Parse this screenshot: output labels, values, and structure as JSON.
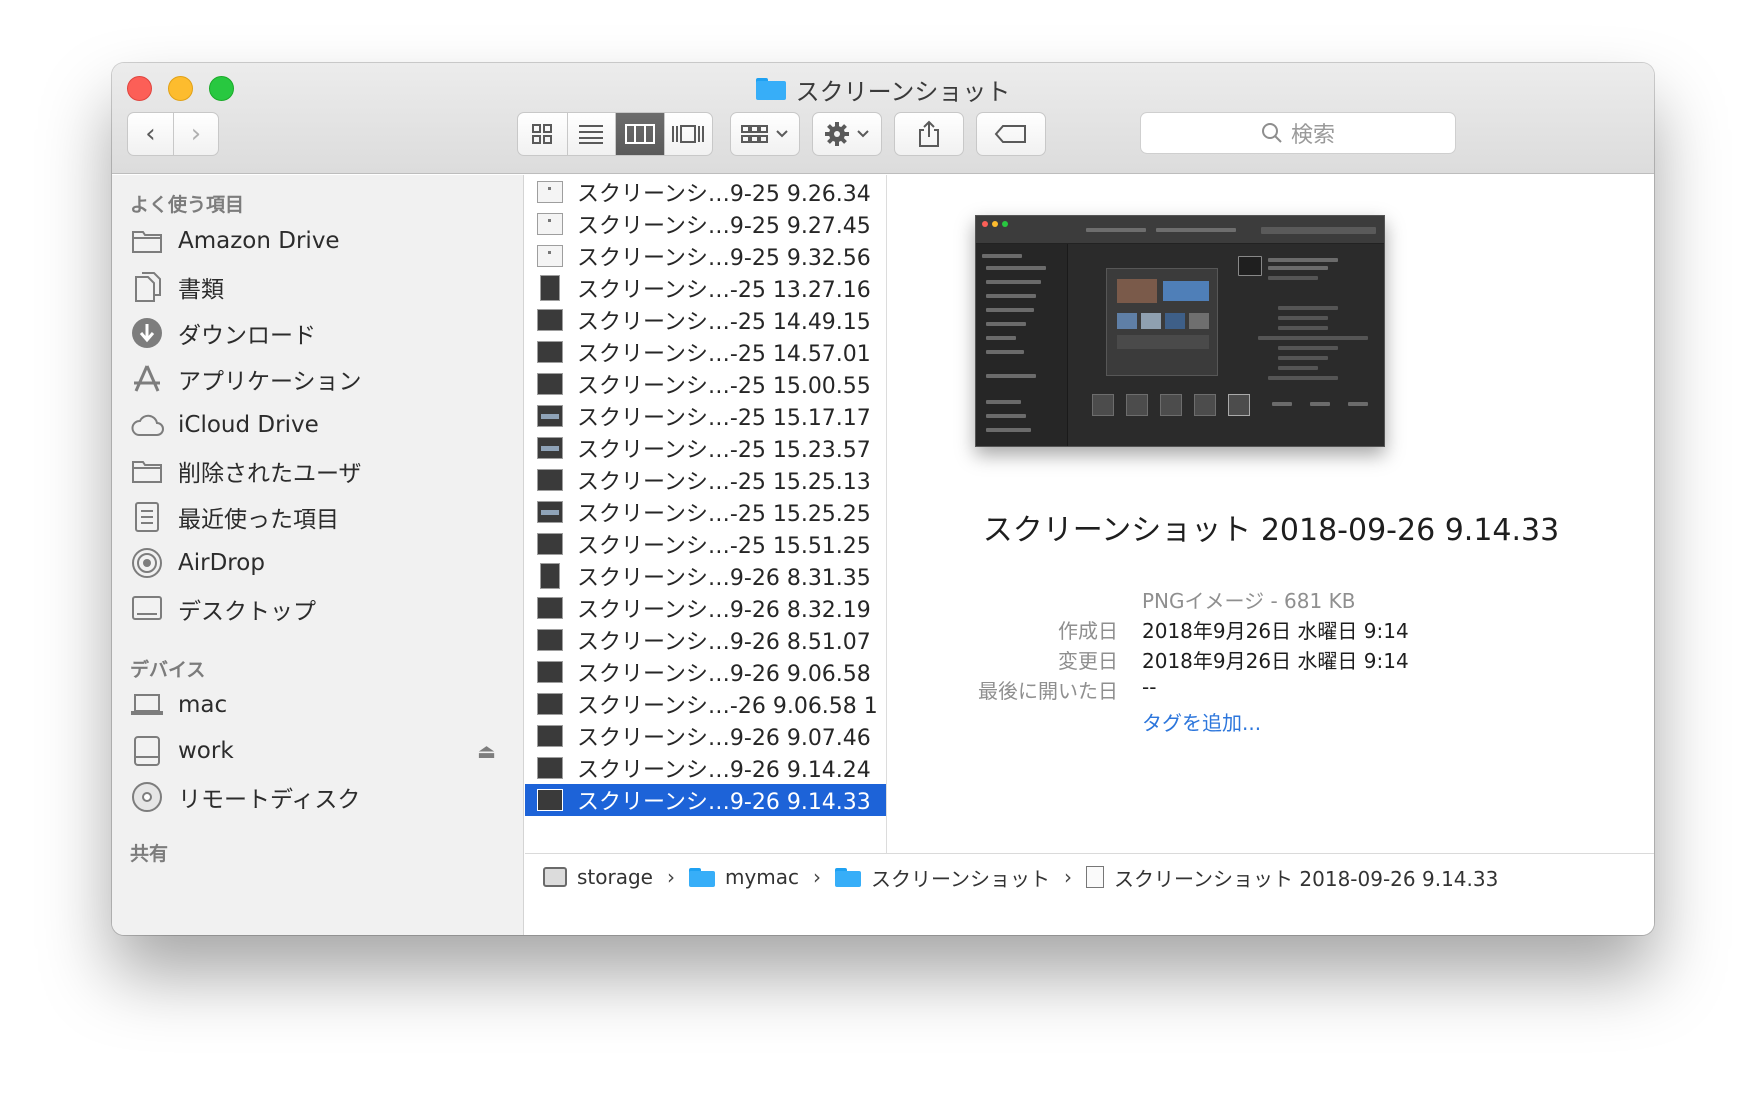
{
  "window": {
    "title": "スクリーンショット"
  },
  "toolbar": {
    "back": "‹",
    "forward": "›",
    "search_placeholder": "検索"
  },
  "sidebar": {
    "sections": {
      "favorites": "よく使う項目",
      "devices": "デバイス",
      "shared": "共有"
    },
    "favorites": [
      {
        "label": "Amazon Drive",
        "icon": "folder-icon"
      },
      {
        "label": "書類",
        "icon": "documents-icon"
      },
      {
        "label": "ダウンロード",
        "icon": "downloads-icon"
      },
      {
        "label": "アプリケーション",
        "icon": "applications-icon"
      },
      {
        "label": "iCloud Drive",
        "icon": "cloud-icon"
      },
      {
        "label": "削除されたユーザ",
        "icon": "folder-icon"
      },
      {
        "label": "最近使った項目",
        "icon": "recents-icon"
      },
      {
        "label": "AirDrop",
        "icon": "airdrop-icon"
      },
      {
        "label": "デスクトップ",
        "icon": "desktop-icon"
      }
    ],
    "devices": [
      {
        "label": "mac",
        "icon": "laptop-icon"
      },
      {
        "label": "work",
        "icon": "drive-icon",
        "eject": "⏏"
      },
      {
        "label": "リモートディスク",
        "icon": "disc-icon"
      }
    ]
  },
  "files": [
    {
      "name": "スクリーンシ…9-25 9.26.34",
      "thumb": "light"
    },
    {
      "name": "スクリーンシ…9-25 9.27.45",
      "thumb": "light"
    },
    {
      "name": "スクリーンシ…9-25 9.32.56",
      "thumb": "light"
    },
    {
      "name": "スクリーンシ…-25 13.27.16",
      "thumb": "tall"
    },
    {
      "name": "スクリーンシ…-25 14.49.15",
      "thumb": "dark"
    },
    {
      "name": "スクリーンシ…-25 14.57.01",
      "thumb": "dark"
    },
    {
      "name": "スクリーンシ…-25 15.00.55",
      "thumb": "dark"
    },
    {
      "name": "スクリーンシ…-25 15.17.17",
      "thumb": "bar"
    },
    {
      "name": "スクリーンシ…-25 15.23.57",
      "thumb": "bar"
    },
    {
      "name": "スクリーンシ…-25 15.25.13",
      "thumb": "dark"
    },
    {
      "name": "スクリーンシ…-25 15.25.25",
      "thumb": "bar"
    },
    {
      "name": "スクリーンシ…-25 15.51.25",
      "thumb": "dark"
    },
    {
      "name": "スクリーンシ…9-26 8.31.35",
      "thumb": "tall"
    },
    {
      "name": "スクリーンシ…9-26 8.32.19",
      "thumb": "dark"
    },
    {
      "name": "スクリーンシ…9-26 8.51.07",
      "thumb": "dark"
    },
    {
      "name": "スクリーンシ…9-26 9.06.58",
      "thumb": "dark"
    },
    {
      "name": "スクリーンシ…-26 9.06.58 1",
      "thumb": "dark"
    },
    {
      "name": "スクリーンシ…9-26 9.07.46",
      "thumb": "dark"
    },
    {
      "name": "スクリーンシ…9-26 9.14.24",
      "thumb": "dark"
    },
    {
      "name": "スクリーンシ…9-26 9.14.33",
      "thumb": "dark",
      "selected": true
    }
  ],
  "preview": {
    "file_name": "スクリーンショット 2018-09-26 9.14.33",
    "kind_size": "PNGイメージ - 681 KB",
    "created_label": "作成日",
    "created_value": "2018年9月26日 水曜日 9:14",
    "modified_label": "変更日",
    "modified_value": "2018年9月26日 水曜日 9:14",
    "last_opened_label": "最後に開いた日",
    "last_opened_value": "--",
    "add_tags": "タグを追加..."
  },
  "path": [
    {
      "label": "storage",
      "icon": "drive-icon"
    },
    {
      "label": "mymac",
      "icon": "folder-icon"
    },
    {
      "label": "スクリーンショット",
      "icon": "folder-icon"
    },
    {
      "label": "スクリーンショット 2018-09-26 9.14.33",
      "icon": "document-icon"
    }
  ],
  "colors": {
    "selection": "#1d63d8",
    "link": "#2c76dc",
    "folder": "#37aef8"
  }
}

::::

Nothing in the entries should change as you copy them, except that the pictures are left out.

Parse this screenshot: output labels, values, and structure as JSON.
{
  "window": {
    "title": "スクリーンショット"
  },
  "toolbar": {
    "back": "‹",
    "forward": "›",
    "search_placeholder": "検索"
  },
  "sidebar": {
    "sections": {
      "favorites": "よく使う項目",
      "devices": "デバイス",
      "shared": "共有"
    },
    "favorites": [
      {
        "label": "Amazon Drive",
        "icon": "folder-icon"
      },
      {
        "label": "書類",
        "icon": "documents-icon"
      },
      {
        "label": "ダウンロード",
        "icon": "downloads-icon"
      },
      {
        "label": "アプリケーション",
        "icon": "applications-icon"
      },
      {
        "label": "iCloud Drive",
        "icon": "cloud-icon"
      },
      {
        "label": "削除されたユーザ",
        "icon": "folder-icon"
      },
      {
        "label": "最近使った項目",
        "icon": "recents-icon"
      },
      {
        "label": "AirDrop",
        "icon": "airdrop-icon"
      },
      {
        "label": "デスクトップ",
        "icon": "desktop-icon"
      }
    ],
    "devices": [
      {
        "label": "mac",
        "icon": "laptop-icon"
      },
      {
        "label": "work",
        "icon": "drive-icon",
        "eject": "⏏"
      },
      {
        "label": "リモートディスク",
        "icon": "disc-icon"
      }
    ]
  },
  "files": [
    {
      "name": "スクリーンシ…9-25 9.26.34",
      "thumb": "light"
    },
    {
      "name": "スクリーンシ…9-25 9.27.45",
      "thumb": "light"
    },
    {
      "name": "スクリーンシ…9-25 9.32.56",
      "thumb": "light"
    },
    {
      "name": "スクリーンシ…-25 13.27.16",
      "thumb": "tall"
    },
    {
      "name": "スクリーンシ…-25 14.49.15",
      "thumb": "dark"
    },
    {
      "name": "スクリーンシ…-25 14.57.01",
      "thumb": "dark"
    },
    {
      "name": "スクリーンシ…-25 15.00.55",
      "thumb": "dark"
    },
    {
      "name": "スクリーンシ…-25 15.17.17",
      "thumb": "bar"
    },
    {
      "name": "スクリーンシ…-25 15.23.57",
      "thumb": "bar"
    },
    {
      "name": "スクリーンシ…-25 15.25.13",
      "thumb": "dark"
    },
    {
      "name": "スクリーンシ…-25 15.25.25",
      "thumb": "bar"
    },
    {
      "name": "スクリーンシ…-25 15.51.25",
      "thumb": "dark"
    },
    {
      "name": "スクリーンシ…9-26 8.31.35",
      "thumb": "tall"
    },
    {
      "name": "スクリーンシ…9-26 8.32.19",
      "thumb": "dark"
    },
    {
      "name": "スクリーンシ…9-26 8.51.07",
      "thumb": "dark"
    },
    {
      "name": "スクリーンシ…9-26 9.06.58",
      "thumb": "dark"
    },
    {
      "name": "スクリーンシ…-26 9.06.58 1",
      "thumb": "dark"
    },
    {
      "name": "スクリーンシ…9-26 9.07.46",
      "thumb": "dark"
    },
    {
      "name": "スクリーンシ…9-26 9.14.24",
      "thumb": "dark"
    },
    {
      "name": "スクリーンシ…9-26 9.14.33",
      "thumb": "dark",
      "selected": true
    }
  ],
  "preview": {
    "file_name": "スクリーンショット 2018-09-26 9.14.33",
    "kind_size": "PNGイメージ - 681 KB",
    "created_label": "作成日",
    "created_value": "2018年9月26日 水曜日 9:14",
    "modified_label": "変更日",
    "modified_value": "2018年9月26日 水曜日 9:14",
    "last_opened_label": "最後に開いた日",
    "last_opened_value": "--",
    "add_tags": "タグを追加..."
  },
  "path": [
    {
      "label": "storage",
      "icon": "drive-icon"
    },
    {
      "label": "mymac",
      "icon": "folder-icon"
    },
    {
      "label": "スクリーンショット",
      "icon": "folder-icon"
    },
    {
      "label": "スクリーンショット 2018-09-26 9.14.33",
      "icon": "document-icon"
    }
  ],
  "colors": {
    "selection": "#1d63d8",
    "link": "#2c76dc",
    "folder": "#37aef8"
  }
}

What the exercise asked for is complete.